*Problem details*: Using the entries that follow, collect the lines where the word "JSON" appears.

*Data in this exercise*:

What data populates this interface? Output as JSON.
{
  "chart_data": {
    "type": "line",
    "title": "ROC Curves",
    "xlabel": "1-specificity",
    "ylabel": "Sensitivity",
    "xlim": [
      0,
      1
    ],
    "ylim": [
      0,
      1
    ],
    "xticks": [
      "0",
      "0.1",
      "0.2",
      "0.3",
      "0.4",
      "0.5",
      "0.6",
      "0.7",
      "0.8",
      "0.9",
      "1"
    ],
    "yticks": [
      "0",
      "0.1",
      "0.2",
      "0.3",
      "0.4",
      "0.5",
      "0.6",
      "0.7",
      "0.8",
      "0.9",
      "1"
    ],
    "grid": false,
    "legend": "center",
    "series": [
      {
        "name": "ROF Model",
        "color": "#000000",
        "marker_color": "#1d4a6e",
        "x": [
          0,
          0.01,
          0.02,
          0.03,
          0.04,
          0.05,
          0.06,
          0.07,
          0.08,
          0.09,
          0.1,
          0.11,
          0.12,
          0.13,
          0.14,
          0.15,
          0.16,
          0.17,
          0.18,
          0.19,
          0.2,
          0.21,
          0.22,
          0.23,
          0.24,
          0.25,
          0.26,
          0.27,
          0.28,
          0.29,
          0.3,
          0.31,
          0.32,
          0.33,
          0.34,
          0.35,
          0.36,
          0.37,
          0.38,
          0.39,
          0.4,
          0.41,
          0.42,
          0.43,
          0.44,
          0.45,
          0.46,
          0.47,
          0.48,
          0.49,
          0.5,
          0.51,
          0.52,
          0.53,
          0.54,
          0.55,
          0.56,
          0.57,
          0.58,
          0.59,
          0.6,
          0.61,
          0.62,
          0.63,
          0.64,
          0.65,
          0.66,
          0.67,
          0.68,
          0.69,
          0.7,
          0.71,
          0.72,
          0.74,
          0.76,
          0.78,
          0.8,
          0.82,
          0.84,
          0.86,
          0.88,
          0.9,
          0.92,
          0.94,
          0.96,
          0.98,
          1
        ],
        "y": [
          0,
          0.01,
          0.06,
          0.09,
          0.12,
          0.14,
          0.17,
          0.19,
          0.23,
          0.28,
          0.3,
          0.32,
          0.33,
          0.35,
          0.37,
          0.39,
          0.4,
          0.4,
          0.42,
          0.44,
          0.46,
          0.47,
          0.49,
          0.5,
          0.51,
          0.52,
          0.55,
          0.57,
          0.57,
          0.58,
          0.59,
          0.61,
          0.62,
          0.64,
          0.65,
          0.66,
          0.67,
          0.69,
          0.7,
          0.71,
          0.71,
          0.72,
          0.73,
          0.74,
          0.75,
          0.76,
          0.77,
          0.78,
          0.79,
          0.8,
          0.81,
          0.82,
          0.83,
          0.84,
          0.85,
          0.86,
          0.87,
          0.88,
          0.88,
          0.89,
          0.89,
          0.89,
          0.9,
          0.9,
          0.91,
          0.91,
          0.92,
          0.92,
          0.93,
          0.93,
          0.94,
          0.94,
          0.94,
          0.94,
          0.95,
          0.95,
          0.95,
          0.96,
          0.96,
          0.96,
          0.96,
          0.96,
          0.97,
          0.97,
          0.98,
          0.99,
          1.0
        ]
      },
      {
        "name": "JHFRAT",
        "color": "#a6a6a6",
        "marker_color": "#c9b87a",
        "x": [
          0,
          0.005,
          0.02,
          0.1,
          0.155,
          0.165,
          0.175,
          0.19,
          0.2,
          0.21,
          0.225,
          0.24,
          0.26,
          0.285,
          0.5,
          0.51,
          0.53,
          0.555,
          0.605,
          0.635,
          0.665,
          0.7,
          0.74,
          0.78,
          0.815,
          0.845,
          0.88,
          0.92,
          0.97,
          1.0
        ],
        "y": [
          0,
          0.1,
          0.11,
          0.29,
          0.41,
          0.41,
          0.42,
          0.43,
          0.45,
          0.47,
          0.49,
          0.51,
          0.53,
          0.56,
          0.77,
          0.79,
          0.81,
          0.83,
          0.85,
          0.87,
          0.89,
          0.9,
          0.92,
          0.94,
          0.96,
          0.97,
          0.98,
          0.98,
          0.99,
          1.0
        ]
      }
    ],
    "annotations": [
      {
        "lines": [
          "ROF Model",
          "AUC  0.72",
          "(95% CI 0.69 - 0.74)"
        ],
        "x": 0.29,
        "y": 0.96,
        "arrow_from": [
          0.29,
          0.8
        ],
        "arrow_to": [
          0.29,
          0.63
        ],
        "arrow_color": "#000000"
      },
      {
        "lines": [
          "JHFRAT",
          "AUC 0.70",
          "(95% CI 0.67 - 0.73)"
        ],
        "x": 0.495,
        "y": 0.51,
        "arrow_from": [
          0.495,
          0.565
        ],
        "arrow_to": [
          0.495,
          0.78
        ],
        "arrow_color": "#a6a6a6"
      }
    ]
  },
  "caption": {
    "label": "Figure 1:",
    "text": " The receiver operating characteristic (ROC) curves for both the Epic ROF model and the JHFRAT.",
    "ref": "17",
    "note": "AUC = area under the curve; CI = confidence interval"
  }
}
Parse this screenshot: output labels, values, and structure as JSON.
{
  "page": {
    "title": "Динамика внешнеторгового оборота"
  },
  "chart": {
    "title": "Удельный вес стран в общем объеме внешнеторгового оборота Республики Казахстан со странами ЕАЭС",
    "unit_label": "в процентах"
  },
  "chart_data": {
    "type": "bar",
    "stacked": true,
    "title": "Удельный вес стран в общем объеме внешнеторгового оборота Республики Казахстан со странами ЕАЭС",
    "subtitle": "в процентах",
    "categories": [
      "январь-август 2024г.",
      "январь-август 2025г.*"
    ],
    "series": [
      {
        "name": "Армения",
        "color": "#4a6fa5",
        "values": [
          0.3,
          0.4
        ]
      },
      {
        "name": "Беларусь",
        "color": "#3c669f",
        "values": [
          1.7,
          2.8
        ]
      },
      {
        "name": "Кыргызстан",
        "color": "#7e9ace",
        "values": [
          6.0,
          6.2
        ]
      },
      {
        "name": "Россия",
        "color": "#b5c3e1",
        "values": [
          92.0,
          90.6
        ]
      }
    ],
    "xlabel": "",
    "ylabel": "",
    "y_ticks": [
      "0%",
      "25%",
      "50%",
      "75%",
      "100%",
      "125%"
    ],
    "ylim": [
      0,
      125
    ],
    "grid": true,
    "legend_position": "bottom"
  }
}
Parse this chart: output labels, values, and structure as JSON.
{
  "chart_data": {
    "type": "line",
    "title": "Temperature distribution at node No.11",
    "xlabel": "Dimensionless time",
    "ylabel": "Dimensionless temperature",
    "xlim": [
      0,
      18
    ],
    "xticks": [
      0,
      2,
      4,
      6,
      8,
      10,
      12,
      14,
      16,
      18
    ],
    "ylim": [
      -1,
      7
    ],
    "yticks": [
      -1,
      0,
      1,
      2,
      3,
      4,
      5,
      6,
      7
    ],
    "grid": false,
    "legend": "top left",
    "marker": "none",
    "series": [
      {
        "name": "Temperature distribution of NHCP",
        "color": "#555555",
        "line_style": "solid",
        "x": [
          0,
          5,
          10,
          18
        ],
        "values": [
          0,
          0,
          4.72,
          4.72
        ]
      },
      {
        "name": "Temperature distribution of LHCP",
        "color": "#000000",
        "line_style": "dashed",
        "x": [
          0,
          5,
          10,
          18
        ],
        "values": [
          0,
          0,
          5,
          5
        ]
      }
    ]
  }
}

*Result below*:
What data populates this interface? Output as JSON.
Parse this screenshot: output labels, values, and structure as JSON.
Parse this chart: output labels, values, and structure as JSON.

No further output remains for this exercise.